§ Goal of the exercise
Recast the lines from the start of the entries through the line containing "nav-home[interactable]: Home: [779, 34, 832, 57]", inclusive, as a JSON list of strings with one string per line. Leave out any blank lines.

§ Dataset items
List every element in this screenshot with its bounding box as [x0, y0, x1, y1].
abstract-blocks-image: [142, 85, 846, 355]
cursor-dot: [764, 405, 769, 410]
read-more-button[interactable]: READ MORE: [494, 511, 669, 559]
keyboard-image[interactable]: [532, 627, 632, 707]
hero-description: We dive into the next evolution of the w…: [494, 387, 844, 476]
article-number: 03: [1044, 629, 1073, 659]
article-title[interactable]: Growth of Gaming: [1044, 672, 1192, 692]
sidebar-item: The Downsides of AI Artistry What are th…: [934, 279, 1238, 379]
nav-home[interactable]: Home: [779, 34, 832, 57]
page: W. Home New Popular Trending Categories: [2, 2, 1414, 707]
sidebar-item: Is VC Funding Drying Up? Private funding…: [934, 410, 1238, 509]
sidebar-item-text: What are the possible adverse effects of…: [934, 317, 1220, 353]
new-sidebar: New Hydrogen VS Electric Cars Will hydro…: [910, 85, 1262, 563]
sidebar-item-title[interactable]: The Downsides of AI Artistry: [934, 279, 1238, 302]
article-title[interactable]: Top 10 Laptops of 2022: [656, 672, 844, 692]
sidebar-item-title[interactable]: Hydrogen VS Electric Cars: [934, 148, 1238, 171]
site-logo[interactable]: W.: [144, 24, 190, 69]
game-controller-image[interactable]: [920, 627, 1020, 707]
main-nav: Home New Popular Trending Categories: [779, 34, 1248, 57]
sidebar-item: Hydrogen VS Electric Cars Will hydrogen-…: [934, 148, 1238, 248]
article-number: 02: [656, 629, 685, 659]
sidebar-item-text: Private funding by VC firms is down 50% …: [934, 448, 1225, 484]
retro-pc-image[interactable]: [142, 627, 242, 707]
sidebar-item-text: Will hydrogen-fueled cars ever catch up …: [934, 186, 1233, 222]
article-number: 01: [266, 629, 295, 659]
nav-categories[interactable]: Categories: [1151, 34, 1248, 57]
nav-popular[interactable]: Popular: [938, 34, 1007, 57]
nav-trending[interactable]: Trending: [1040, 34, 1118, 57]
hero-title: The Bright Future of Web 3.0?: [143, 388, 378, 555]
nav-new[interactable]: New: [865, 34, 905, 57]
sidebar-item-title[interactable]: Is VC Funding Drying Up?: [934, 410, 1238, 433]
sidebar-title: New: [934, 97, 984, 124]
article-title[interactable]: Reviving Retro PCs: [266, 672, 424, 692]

§ The answer
[
  "List every element in this screenshot with its bounding box as [x0, y0, x1, y1].",
  "abstract-blocks-image: [142, 85, 846, 355]",
  "cursor-dot: [764, 405, 769, 410]",
  "read-more-button[interactable]: READ MORE: [494, 511, 669, 559]",
  "keyboard-image[interactable]: [532, 627, 632, 707]",
  "hero-description: We dive into the next evolution of the w…: [494, 387, 844, 476]",
  "article-number: 03: [1044, 629, 1073, 659]",
  "article-title[interactable]: Growth of Gaming: [1044, 672, 1192, 692]",
  "sidebar-item: The Downsides of AI Artistry What are th…: [934, 279, 1238, 379]",
  "nav-home[interactable]: Home: [779, 34, 832, 57]"
]